Problem requirements
From the entries below, copy every line holding the word "icon".

────────────────

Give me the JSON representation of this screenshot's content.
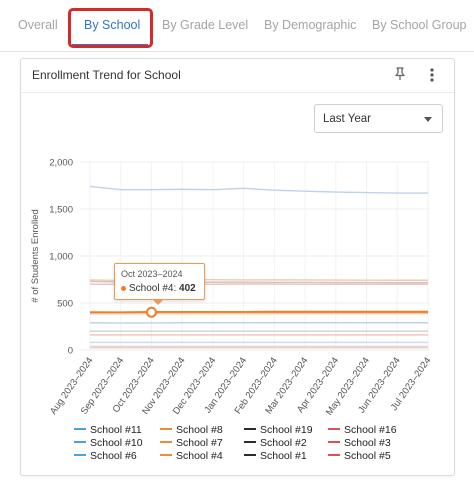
{
  "tabs": [
    {
      "label": "Overall",
      "active": false
    },
    {
      "label": "By School",
      "active": true
    },
    {
      "label": "By Grade Level",
      "active": false
    },
    {
      "label": "By Demographic",
      "active": false
    },
    {
      "label": "By School Group",
      "active": false
    }
  ],
  "card": {
    "title": "Enrollment Trend for School",
    "pin_icon": "pin-icon",
    "more_icon": "more-vertical-icon"
  },
  "period_select": {
    "value": "Last Year"
  },
  "colors": {
    "active_tab": "#2f77c8",
    "highlight": "#d42a2a",
    "tooltip_border": "#ee9a55"
  },
  "chart_data": {
    "type": "line",
    "ylabel": "# of Students Enrolled",
    "xlabel": "",
    "ylim": [
      0,
      2000
    ],
    "yticks": [
      "0",
      "500",
      "1,000",
      "1,500",
      "2,000"
    ],
    "categories": [
      "Aug 2023–2024",
      "Sep 2023–2024",
      "Oct 2023–2024",
      "Nov 2023–2024",
      "Dec 2023–2024",
      "Jan 2023–2024",
      "Feb 2023–2024",
      "Mar 2023–2024",
      "Apr 2023–2024",
      "May 2023–2024",
      "Jun 2023–2024",
      "Jul 2023–2024"
    ],
    "grid": true,
    "legend_position": "bottom",
    "series": [
      {
        "name": "School #11",
        "color": "#bcd3ec",
        "values": [
          1740,
          1705,
          1705,
          1710,
          1705,
          1720,
          1700,
          1690,
          1680,
          1675,
          1670,
          1670
        ]
      },
      {
        "name": "School #8",
        "color": "#f2c9a8",
        "values": [
          745,
          740,
          742,
          745,
          748,
          745,
          746,
          745,
          744,
          743,
          742,
          742
        ]
      },
      {
        "name": "School #19",
        "color": "#c8c8c8",
        "values": [
          730,
          722,
          720,
          722,
          722,
          722,
          720,
          720,
          718,
          718,
          716,
          716
        ]
      },
      {
        "name": "School #16",
        "color": "#f0bdb8",
        "values": [
          700,
          698,
          700,
          700,
          700,
          702,
          702,
          700,
          700,
          700,
          700,
          700
        ]
      },
      {
        "name": "School #4",
        "color": "#ee7f2d",
        "values": [
          400,
          398,
          402,
          402,
          402,
          402,
          405,
          405,
          405,
          405,
          405,
          405
        ]
      },
      {
        "name": "School #7",
        "color": "#f6c6a0",
        "values": [
          385,
          385,
          387,
          387,
          387,
          387,
          387,
          387,
          387,
          387,
          387,
          387
        ]
      },
      {
        "name": "School #10",
        "color": "#bcd3ec",
        "values": [
          290,
          287,
          288,
          290,
          290,
          290,
          290,
          290,
          290,
          290,
          290,
          290
        ]
      },
      {
        "name": "School #2",
        "color": "#d0d0d0",
        "values": [
          200,
          200,
          200,
          200,
          200,
          200,
          200,
          200,
          200,
          200,
          200,
          200
        ]
      },
      {
        "name": "School #3",
        "color": "#f0c1bc",
        "values": [
          160,
          160,
          160,
          160,
          160,
          160,
          160,
          160,
          160,
          160,
          160,
          160
        ]
      },
      {
        "name": "School #6",
        "color": "#c8dcf0",
        "values": [
          80,
          80,
          80,
          80,
          80,
          80,
          80,
          80,
          80,
          80,
          80,
          80
        ]
      },
      {
        "name": "School #1",
        "color": "#dddddd",
        "values": [
          40,
          40,
          40,
          40,
          40,
          40,
          40,
          40,
          40,
          40,
          40,
          40
        ]
      },
      {
        "name": "School #5",
        "color": "#f3cbc6",
        "values": [
          25,
          25,
          25,
          25,
          25,
          25,
          25,
          25,
          25,
          25,
          25,
          25
        ]
      }
    ],
    "tooltip": {
      "category": "Oct 2023–2024",
      "series": "School #4:",
      "value": "402"
    }
  },
  "legend": [
    {
      "label": "School #11",
      "color": "#4aa3df"
    },
    {
      "label": "School #8",
      "color": "#ee8a3a"
    },
    {
      "label": "School #19",
      "color": "#2b2b2b"
    },
    {
      "label": "School #16",
      "color": "#d9534f"
    },
    {
      "label": "School #10",
      "color": "#4aa3df"
    },
    {
      "label": "School #7",
      "color": "#ee8a3a"
    },
    {
      "label": "School #2",
      "color": "#2b2b2b"
    },
    {
      "label": "School #3",
      "color": "#d9534f"
    },
    {
      "label": "School #6",
      "color": "#4aa3df"
    },
    {
      "label": "School #4",
      "color": "#ee8a3a"
    },
    {
      "label": "School #1",
      "color": "#2b2b2b"
    },
    {
      "label": "School #5",
      "color": "#d9534f"
    }
  ]
}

────────────────

Written solution
    "pin_icon": "pin-icon",
    "more_icon": "more-vertical-icon"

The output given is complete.